## Task requirements:
Say how many lines contain "hint", using only the number.

## Raw data:

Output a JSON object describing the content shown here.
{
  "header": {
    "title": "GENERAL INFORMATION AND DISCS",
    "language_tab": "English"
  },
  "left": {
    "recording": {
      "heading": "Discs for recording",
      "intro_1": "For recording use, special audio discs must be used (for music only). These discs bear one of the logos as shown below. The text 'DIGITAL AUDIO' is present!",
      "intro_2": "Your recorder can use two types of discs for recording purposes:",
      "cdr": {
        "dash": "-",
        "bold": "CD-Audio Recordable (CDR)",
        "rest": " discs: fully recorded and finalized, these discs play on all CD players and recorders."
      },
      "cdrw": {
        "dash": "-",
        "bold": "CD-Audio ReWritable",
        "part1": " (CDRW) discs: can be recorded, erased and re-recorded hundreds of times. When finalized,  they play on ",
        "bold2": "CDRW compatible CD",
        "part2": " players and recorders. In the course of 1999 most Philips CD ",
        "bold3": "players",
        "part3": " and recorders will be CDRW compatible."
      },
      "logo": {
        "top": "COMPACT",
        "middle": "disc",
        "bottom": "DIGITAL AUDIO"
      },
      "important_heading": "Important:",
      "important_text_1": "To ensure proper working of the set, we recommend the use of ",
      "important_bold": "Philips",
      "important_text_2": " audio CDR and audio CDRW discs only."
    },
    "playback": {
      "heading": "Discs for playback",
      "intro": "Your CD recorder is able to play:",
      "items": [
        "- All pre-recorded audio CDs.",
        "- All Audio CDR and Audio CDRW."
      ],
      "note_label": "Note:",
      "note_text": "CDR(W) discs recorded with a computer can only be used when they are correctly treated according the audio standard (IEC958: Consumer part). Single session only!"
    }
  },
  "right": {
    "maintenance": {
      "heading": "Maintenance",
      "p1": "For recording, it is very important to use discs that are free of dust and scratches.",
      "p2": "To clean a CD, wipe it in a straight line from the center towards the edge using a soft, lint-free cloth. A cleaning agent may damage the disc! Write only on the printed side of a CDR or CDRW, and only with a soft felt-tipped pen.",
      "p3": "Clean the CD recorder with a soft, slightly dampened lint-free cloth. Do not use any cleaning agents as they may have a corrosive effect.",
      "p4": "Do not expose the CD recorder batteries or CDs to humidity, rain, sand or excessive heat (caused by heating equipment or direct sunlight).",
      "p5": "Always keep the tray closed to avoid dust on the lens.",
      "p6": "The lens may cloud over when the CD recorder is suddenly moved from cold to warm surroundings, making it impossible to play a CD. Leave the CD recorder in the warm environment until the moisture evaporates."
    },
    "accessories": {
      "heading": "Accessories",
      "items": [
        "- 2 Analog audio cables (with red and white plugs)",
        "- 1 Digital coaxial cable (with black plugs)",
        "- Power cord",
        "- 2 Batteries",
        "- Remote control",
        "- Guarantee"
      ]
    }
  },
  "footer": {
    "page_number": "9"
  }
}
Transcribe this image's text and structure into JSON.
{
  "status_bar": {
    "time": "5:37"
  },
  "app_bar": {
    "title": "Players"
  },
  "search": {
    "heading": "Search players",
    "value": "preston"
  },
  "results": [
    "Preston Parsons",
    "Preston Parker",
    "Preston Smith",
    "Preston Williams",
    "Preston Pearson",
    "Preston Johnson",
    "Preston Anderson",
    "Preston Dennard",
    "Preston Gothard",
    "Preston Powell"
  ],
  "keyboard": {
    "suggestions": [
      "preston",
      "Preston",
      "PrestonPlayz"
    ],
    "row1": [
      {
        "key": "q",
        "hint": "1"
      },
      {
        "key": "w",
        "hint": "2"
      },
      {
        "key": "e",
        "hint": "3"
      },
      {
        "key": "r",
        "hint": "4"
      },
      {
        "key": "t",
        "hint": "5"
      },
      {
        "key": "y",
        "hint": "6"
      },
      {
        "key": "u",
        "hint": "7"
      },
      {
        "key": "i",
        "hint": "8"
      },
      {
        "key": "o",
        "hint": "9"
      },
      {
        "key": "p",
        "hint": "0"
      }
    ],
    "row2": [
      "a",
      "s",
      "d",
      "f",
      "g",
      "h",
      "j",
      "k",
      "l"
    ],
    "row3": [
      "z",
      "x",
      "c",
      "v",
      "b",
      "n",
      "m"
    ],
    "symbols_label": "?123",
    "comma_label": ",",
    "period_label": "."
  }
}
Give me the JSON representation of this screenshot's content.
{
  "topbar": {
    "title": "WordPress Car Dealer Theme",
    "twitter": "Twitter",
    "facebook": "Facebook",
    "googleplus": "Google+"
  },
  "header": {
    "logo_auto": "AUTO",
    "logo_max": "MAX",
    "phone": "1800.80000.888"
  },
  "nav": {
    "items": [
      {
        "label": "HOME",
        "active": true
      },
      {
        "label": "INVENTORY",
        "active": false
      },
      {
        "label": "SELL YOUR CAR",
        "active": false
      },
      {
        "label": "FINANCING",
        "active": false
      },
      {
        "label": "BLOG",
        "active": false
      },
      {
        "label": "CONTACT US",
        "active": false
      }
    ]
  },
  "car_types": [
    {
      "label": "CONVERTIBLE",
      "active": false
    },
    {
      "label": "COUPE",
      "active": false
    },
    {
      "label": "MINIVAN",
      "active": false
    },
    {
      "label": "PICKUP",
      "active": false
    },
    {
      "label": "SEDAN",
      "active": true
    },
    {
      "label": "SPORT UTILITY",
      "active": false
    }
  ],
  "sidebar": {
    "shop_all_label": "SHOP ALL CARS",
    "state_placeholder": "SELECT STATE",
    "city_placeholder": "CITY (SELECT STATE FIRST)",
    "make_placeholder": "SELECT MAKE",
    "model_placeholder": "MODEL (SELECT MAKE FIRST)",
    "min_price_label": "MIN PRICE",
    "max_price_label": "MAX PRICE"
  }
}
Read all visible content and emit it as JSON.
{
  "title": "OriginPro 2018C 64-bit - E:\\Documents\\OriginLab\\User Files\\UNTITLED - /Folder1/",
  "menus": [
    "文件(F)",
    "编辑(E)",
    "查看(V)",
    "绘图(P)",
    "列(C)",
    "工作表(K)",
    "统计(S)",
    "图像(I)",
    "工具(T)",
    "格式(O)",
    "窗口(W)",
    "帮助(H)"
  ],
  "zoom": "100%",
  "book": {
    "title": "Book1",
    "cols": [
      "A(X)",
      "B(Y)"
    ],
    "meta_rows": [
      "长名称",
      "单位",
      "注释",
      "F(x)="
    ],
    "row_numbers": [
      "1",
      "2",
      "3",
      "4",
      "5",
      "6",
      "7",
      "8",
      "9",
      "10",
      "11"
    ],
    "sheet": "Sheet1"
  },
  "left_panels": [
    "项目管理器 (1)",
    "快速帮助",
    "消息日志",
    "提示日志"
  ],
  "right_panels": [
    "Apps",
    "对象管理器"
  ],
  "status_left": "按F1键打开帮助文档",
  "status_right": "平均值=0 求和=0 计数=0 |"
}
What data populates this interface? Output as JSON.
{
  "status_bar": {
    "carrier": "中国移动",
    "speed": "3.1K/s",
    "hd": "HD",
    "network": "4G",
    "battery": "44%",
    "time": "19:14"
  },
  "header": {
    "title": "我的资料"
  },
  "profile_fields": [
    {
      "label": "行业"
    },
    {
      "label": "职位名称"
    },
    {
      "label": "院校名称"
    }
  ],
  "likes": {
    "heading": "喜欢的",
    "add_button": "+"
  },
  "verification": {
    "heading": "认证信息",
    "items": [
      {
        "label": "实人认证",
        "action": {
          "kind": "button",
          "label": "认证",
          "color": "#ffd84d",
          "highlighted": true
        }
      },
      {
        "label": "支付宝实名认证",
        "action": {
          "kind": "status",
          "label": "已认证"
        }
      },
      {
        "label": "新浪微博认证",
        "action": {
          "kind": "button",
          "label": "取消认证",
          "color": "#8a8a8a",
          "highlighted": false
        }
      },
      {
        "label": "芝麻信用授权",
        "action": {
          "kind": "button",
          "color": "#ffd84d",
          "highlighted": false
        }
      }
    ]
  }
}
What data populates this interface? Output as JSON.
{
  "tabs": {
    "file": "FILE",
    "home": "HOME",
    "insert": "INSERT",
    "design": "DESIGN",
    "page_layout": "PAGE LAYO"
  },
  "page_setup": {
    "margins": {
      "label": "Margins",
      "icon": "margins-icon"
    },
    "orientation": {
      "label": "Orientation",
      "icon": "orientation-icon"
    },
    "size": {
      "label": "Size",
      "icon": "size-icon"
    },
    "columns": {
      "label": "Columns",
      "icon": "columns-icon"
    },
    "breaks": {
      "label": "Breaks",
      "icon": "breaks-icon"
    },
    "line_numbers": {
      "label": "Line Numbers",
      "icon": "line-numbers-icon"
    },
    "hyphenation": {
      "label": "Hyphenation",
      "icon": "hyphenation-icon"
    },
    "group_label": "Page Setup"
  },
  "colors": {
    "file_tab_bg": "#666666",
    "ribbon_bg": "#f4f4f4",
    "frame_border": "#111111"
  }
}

## Completed task:
10